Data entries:

++++++++

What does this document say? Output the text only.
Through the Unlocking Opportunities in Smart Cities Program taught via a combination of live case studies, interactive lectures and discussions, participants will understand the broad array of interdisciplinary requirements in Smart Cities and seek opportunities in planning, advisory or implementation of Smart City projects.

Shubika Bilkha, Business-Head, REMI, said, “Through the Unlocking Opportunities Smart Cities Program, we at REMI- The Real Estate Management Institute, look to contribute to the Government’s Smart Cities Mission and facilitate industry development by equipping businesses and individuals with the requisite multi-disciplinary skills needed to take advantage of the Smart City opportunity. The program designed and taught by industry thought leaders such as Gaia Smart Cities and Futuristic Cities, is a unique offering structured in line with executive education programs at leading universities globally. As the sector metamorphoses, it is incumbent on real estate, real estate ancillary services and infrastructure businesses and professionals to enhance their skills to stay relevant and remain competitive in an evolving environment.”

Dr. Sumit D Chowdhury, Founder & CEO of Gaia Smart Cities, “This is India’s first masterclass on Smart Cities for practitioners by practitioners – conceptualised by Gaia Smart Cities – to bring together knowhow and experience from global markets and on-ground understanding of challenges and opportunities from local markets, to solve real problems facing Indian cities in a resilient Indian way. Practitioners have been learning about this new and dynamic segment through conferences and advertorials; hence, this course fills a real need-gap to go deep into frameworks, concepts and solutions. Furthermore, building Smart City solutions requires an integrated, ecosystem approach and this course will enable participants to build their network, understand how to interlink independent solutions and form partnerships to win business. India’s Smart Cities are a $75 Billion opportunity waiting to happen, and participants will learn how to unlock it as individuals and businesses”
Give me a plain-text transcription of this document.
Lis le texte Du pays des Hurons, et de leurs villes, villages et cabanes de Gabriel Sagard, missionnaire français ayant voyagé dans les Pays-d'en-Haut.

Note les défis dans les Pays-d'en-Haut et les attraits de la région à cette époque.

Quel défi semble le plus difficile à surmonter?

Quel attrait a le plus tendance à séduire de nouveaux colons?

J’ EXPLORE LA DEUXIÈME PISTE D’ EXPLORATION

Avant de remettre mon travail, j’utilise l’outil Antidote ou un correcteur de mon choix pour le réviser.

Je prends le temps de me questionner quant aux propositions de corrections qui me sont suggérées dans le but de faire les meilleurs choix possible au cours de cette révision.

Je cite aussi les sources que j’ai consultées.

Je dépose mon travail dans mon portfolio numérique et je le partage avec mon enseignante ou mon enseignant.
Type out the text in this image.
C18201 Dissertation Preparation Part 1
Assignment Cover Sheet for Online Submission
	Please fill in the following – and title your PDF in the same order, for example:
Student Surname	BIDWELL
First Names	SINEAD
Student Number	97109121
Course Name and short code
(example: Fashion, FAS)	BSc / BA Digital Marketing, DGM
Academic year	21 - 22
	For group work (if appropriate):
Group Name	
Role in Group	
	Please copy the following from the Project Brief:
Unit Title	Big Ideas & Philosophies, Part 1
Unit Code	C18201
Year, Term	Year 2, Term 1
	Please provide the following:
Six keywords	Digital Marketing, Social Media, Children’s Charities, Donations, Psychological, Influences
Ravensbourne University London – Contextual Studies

++++++++

Print out the whole listing exactly as it appears.

## The reply
What does this document say? Output the text only.
Through the Unlocking Opportunities in Smart Cities Program taught via a combination of live case studies, interactive lectures and discussions, participants will understand the broad array of interdisciplinary requirements in Smart Cities and seek opportunities in planning, advisory or implementation of Smart City projects.

Shubika Bilkha, Business-Head, REMI, said, “Through the Unlocking Opportunities Smart Cities Program, we at REMI- The Real Estate Management Institute, look to contribute to the Government’s Smart Cities Mission and facilitate industry development by equipping businesses and individuals with the requisite multi-disciplinary skills needed to take advantage of the Smart City opportunity. The program designed and taught by industry thought leaders such as Gaia Smart Cities and Futuristic Cities, is a unique offering structured in line with executive education programs at leading universities globally. As the sector metamorphoses, it is incumbent on real estate, real estate ancillary services and infrastructure businesses and professionals to enhance their skills to stay relevant and remain competitive in an evolving environment.”

Dr. Sumit D Chowdhury, Founder & CEO of Gaia Smart Cities, “This is India’s first masterclass on Smart Cities for practitioners by practitioners – conceptualised by Gaia Smart Cities – to bring together knowhow and experience from global markets and on-ground understanding of challenges and opportunities from local markets, to solve real problems facing Indian cities in a resilient Indian way. Practitioners have been learning about this new and dynamic segment through conferences and advertorials; hence, this course fills a real need-gap to go deep into frameworks, concepts and solutions. Furthermore, building Smart City solutions requires an integrated, ecosystem approach and this course will enable participants to build their network, understand how to interlink independent solutions and form partnerships to win business. India’s Smart Cities are a $75 Billion opportunity waiting to happen, and participants will learn how to unlock it as individuals and businesses”
Give me a plain-text transcription of this document.
Lis le texte Du pays des Hurons, et de leurs villes, villages et cabanes de Gabriel Sagard, missionnaire français ayant voyagé dans les Pays-d'en-Haut.

Note les défis dans les Pays-d'en-Haut et les attraits de la région à cette époque.

Quel défi semble le plus difficile à surmonter?

Quel attrait a le plus tendance à séduire de nouveaux colons?

J’ EXPLORE LA DEUXIÈME PISTE D’ EXPLORATION

Avant de remettre mon travail, j’utilise l’outil Antidote ou un correcteur de mon choix pour le réviser.

Je prends le temps de me questionner quant aux propositions de corrections qui me sont suggérées dans le but de faire les meilleurs choix possible au cours de cette révision.

Je cite aussi les sources que j’ai consultées.

Je dépose mon travail dans mon portfolio numérique et je le partage avec mon enseignante ou mon enseignant.
Type out the text in this image.
C18201 Dissertation Preparation Part 1
Assignment Cover Sheet for Online Submission
	Please fill in the following – and title your PDF in the same order, for example:
Student Surname	BIDWELL
First Names	SINEAD
Student Number	97109121
Course Name and short code
(example: Fashion, FAS)	BSc / BA Digital Marketing, DGM
Academic year	21 - 22
	For group work (if appropriate):
Group Name	
Role in Group	
	Please copy the following from the Project Brief:
Unit Title	Big Ideas & Philosophies, Part 1
Unit Code	C18201
Year, Term	Year 2, Term 1
	Please provide the following:
Six keywords	Digital Marketing, Social Media, Children’s Charities, Donations, Psychological, Influences
Ravensbourne University London – Contextual Studies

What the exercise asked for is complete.